▶ [AIM] Starting from the line that contains "Transcribe this chart's", reproduce each line exactly through the end of the material, and include no other lines.

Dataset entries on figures
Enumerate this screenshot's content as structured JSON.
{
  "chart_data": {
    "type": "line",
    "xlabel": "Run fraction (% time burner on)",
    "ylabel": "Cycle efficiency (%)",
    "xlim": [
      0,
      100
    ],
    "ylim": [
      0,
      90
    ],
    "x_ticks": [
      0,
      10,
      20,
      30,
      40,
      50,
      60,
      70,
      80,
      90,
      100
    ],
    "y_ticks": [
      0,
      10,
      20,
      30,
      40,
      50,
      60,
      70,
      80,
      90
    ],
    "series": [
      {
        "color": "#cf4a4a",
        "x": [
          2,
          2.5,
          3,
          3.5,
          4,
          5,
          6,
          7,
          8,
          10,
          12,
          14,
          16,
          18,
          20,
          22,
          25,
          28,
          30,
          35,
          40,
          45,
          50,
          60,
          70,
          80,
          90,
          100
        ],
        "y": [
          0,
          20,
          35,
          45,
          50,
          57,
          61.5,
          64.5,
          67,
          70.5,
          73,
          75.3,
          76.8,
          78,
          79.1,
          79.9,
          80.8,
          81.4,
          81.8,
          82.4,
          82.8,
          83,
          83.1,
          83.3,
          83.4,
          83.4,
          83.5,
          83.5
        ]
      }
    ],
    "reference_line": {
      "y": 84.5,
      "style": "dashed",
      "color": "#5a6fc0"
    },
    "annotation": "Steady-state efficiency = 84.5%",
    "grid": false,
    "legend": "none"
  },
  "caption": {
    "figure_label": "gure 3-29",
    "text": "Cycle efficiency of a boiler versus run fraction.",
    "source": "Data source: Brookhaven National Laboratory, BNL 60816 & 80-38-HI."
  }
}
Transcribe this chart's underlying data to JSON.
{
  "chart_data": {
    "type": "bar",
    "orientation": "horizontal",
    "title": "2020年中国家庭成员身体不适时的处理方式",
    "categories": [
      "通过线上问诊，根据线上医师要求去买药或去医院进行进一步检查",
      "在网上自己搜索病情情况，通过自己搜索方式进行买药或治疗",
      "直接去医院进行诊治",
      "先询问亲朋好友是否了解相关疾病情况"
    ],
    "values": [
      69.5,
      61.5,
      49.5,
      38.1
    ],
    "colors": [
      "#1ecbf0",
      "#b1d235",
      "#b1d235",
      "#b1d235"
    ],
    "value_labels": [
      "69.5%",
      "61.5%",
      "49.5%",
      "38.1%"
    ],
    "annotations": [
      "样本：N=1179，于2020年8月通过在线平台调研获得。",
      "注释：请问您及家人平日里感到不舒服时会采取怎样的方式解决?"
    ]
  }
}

▶ [OUTPUT BELOW]
Transcribe this chart's underlying data to JSON.
{
  "chart_data": {
    "type": "bar",
    "orientation": "horizontal",
    "title": "2020年中国家庭成员身体不适时的处理方式",
    "categories": [
      "通过线上问诊，根据线上医师要求去买药或去医院进行进一步检查",
      "在网上自己搜索病情情况，通过自己搜索方式进行买药或治疗",
      "直接去医院进行诊治",
      "先询问亲朋好友是否了解相关疾病情况"
    ],
    "values": [
      69.5,
      61.5,
      49.5,
      38.1
    ],
    "colors": [
      "#1ecbf0",
      "#b1d235",
      "#b1d235",
      "#b1d235"
    ],
    "value_labels": [
      "69.5%",
      "61.5%",
      "49.5%",
      "38.1%"
    ],
    "annotations": [
      "样本：N=1179，于2020年8月通过在线平台调研获得。",
      "注释：请问您及家人平日里感到不舒服时会采取怎样的方式解决?"
    ]
  }
}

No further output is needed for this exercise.